Task requirements: Retype all of the listing exactly, passing over any picture you find.

Supplied records:
- - -

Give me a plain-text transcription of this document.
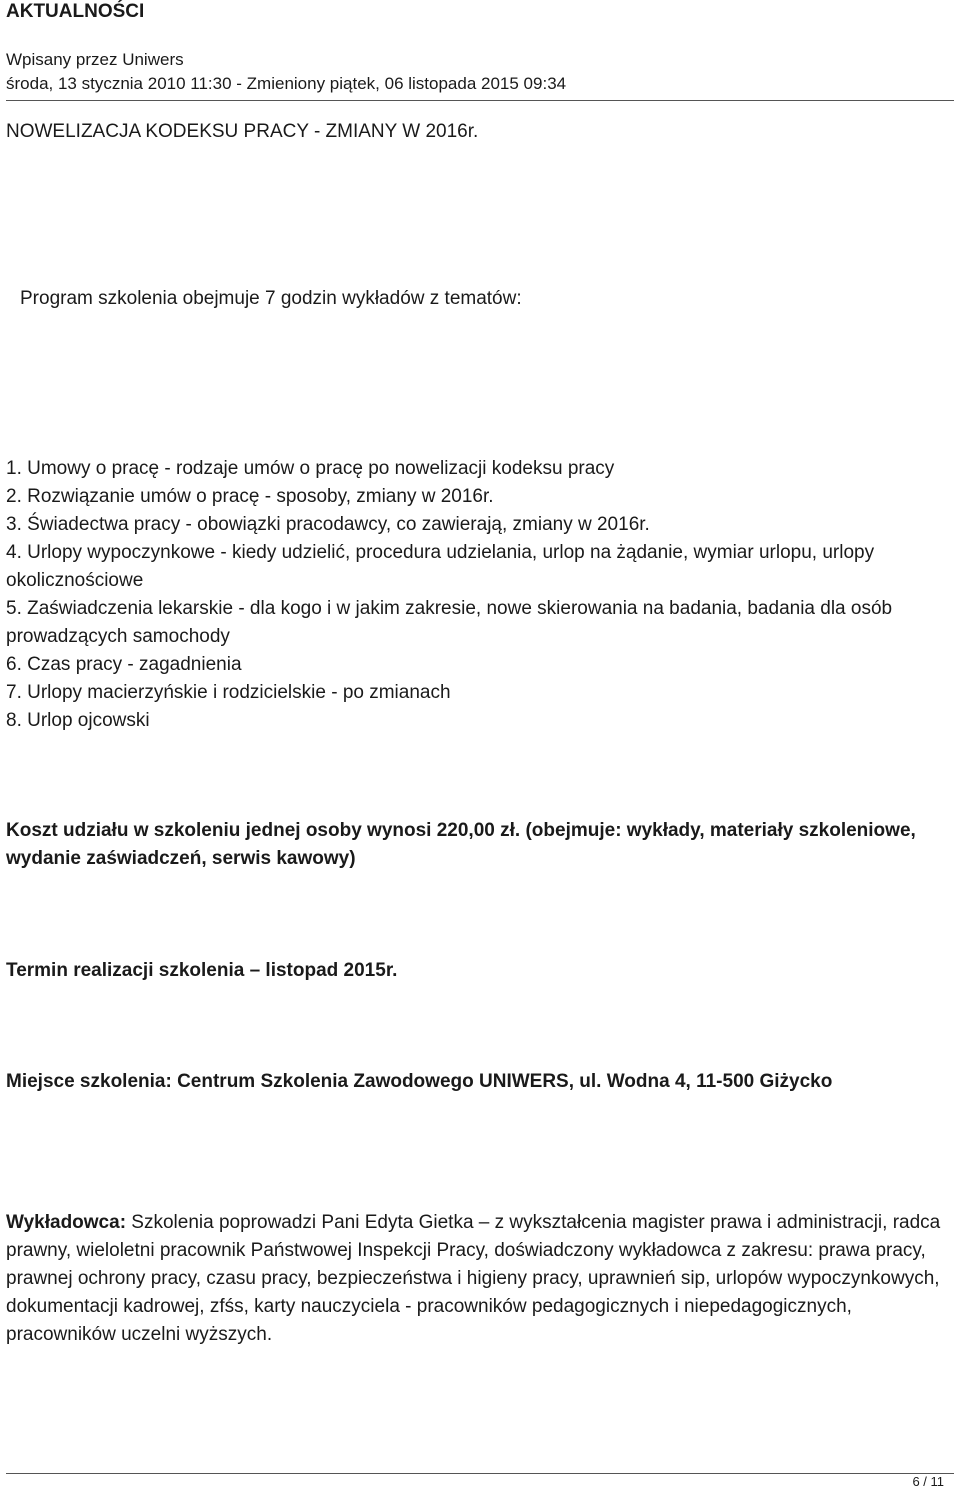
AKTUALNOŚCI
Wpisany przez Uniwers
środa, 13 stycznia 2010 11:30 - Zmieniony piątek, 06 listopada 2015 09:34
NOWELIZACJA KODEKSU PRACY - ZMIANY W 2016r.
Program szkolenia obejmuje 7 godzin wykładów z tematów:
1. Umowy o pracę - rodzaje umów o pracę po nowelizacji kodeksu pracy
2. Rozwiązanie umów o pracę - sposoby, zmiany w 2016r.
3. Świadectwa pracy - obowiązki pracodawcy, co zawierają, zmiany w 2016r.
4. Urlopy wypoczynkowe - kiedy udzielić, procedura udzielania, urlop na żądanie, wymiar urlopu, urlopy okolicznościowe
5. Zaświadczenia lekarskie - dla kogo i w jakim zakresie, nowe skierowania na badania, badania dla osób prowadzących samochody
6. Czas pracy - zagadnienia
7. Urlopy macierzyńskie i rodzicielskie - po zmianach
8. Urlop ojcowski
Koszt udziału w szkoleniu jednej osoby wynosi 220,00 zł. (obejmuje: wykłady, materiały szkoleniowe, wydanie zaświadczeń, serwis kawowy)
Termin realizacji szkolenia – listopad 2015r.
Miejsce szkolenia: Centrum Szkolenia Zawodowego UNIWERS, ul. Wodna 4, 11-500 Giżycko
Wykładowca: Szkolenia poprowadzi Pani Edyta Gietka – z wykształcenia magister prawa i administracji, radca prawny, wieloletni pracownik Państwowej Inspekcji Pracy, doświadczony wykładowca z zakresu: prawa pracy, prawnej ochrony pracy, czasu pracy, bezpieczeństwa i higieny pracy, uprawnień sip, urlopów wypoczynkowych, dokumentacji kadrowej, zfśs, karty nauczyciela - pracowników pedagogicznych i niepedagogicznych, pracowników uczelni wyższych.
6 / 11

- - -

Task result:
Give me a plain-text transcription of this document.
AKTUALNOŚCI
Wpisany przez Uniwers
środa, 13 stycznia 2010 11:30 - Zmieniony piątek, 06 listopada 2015 09:34
NOWELIZACJA KODEKSU PRACY - ZMIANY W 2016r.
Program szkolenia obejmuje 7 godzin wykładów z tematów:
1. Umowy o pracę - rodzaje umów o pracę po nowelizacji kodeksu pracy
2. Rozwiązanie umów o pracę - sposoby, zmiany w 2016r.
3. Świadectwa pracy - obowiązki pracodawcy, co zawierają, zmiany w 2016r.
4. Urlopy wypoczynkowe - kiedy udzielić, procedura udzielania, urlop na żądanie, wymiar urlopu, urlopy okolicznościowe
5. Zaświadczenia lekarskie - dla kogo i w jakim zakresie, nowe skierowania na badania, badania dla osób prowadzących samochody
6. Czas pracy - zagadnienia
7. Urlopy macierzyńskie i rodzicielskie - po zmianach
8. Urlop ojcowski
Koszt udziału w szkoleniu jednej osoby wynosi 220,00 zł. (obejmuje: wykłady, materiały szkoleniowe, wydanie zaświadczeń, serwis kawowy)
Termin realizacji szkolenia – listopad 2015r.
Miejsce szkolenia: Centrum Szkolenia Zawodowego UNIWERS, ul. Wodna 4, 11-500 Giżycko
Wykładowca: Szkolenia poprowadzi Pani Edyta Gietka – z wykształcenia magister prawa i administracji, radca prawny, wieloletni pracownik Państwowej Inspekcji Pracy, doświadczony wykładowca z zakresu: prawa pracy, prawnej ochrony pracy, czasu pracy, bezpieczeństwa i higieny pracy, uprawnień sip, urlopów wypoczynkowych, dokumentacji kadrowej, zfśs, karty nauczyciela - pracowników pedagogicznych i niepedagogicznych, pracowników uczelni wyższych.
6 / 11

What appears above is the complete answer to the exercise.